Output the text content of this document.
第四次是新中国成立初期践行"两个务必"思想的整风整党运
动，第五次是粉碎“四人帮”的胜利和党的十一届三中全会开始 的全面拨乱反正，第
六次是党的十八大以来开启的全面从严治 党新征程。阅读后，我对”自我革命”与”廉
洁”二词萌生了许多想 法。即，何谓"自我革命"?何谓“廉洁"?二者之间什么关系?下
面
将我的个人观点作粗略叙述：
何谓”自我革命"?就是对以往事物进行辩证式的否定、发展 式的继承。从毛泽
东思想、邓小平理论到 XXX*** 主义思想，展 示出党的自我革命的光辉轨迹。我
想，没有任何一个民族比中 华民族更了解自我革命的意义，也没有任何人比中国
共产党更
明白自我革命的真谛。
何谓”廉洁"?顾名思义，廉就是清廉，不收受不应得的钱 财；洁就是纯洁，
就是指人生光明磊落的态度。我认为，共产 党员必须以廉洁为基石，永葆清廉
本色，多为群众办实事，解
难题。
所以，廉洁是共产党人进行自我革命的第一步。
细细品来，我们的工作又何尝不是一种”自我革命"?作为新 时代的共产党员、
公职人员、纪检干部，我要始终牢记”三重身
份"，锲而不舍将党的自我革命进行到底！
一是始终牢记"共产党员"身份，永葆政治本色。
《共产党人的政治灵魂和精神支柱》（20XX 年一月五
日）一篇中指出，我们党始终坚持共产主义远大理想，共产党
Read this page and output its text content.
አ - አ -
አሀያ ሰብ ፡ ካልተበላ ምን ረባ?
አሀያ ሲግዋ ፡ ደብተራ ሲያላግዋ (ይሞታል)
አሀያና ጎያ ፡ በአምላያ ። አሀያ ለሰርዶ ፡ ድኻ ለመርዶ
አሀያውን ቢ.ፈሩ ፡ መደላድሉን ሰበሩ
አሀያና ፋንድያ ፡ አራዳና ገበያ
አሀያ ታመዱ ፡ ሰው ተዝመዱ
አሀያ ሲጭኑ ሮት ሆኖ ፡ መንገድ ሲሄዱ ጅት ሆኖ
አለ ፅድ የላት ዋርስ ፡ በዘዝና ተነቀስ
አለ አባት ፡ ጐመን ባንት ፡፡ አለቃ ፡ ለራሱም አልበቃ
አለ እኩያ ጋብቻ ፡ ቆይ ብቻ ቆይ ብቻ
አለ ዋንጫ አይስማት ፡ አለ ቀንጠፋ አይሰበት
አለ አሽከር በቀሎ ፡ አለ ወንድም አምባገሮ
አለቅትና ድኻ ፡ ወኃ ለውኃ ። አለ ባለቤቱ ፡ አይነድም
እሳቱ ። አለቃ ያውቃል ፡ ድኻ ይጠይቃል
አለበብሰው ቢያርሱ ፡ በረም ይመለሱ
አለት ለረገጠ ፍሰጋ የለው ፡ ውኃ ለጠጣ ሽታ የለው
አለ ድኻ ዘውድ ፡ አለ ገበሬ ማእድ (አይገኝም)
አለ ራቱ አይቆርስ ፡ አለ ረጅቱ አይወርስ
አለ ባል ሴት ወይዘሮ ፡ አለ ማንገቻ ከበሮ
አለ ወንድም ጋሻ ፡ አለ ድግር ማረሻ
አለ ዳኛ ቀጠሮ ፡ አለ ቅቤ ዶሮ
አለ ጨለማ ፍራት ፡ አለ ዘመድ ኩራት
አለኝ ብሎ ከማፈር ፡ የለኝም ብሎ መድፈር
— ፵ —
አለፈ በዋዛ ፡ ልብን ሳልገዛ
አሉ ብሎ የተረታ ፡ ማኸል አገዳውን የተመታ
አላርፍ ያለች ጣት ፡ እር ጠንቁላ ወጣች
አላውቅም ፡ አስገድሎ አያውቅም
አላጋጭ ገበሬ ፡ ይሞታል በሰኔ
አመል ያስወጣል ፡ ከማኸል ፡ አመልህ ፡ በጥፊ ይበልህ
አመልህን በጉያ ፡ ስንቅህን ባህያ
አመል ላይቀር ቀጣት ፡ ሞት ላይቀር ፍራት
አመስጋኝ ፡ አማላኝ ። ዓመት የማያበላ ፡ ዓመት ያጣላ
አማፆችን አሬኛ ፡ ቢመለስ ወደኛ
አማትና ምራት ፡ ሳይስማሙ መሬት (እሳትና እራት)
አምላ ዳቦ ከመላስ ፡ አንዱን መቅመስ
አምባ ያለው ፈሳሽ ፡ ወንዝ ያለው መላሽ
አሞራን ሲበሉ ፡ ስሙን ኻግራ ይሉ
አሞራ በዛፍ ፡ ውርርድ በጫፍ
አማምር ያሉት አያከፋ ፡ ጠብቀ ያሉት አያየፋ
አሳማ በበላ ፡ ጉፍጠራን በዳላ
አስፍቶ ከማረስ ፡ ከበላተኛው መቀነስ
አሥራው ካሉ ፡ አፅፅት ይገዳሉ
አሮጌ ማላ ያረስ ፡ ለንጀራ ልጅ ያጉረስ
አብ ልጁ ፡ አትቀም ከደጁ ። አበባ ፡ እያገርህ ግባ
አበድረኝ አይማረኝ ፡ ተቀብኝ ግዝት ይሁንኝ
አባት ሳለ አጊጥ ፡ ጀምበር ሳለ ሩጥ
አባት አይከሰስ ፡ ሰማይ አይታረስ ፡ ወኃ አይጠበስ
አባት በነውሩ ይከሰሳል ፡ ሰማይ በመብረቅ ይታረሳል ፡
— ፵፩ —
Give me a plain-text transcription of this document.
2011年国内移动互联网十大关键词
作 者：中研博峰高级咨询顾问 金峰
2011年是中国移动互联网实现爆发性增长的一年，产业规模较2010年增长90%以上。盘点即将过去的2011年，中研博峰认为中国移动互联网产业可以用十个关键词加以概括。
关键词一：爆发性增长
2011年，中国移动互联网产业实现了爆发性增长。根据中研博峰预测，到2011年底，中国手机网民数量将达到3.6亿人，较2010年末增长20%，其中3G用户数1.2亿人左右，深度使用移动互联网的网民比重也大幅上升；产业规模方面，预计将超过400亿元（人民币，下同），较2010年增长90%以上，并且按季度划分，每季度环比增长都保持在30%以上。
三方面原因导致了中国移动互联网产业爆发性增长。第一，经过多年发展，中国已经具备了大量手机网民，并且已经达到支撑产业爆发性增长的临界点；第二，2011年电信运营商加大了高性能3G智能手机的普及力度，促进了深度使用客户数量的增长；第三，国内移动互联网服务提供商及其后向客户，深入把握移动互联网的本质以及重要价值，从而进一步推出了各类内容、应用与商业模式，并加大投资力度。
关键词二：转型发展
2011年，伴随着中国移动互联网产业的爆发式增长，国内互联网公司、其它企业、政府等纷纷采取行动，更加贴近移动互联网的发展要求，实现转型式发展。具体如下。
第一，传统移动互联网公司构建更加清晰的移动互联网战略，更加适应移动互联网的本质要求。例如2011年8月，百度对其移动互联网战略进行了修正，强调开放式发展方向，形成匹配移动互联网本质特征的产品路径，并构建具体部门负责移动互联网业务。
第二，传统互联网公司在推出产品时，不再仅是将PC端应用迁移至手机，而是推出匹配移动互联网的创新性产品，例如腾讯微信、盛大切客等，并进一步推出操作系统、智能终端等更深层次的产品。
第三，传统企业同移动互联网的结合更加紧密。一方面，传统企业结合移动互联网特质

· · · · ·

(Task):
Check each line of the entries for the string "document". Copy the lines that have it.

(Exercise answer):
Output the text content of this document.
Give me a plain-text transcription of this document.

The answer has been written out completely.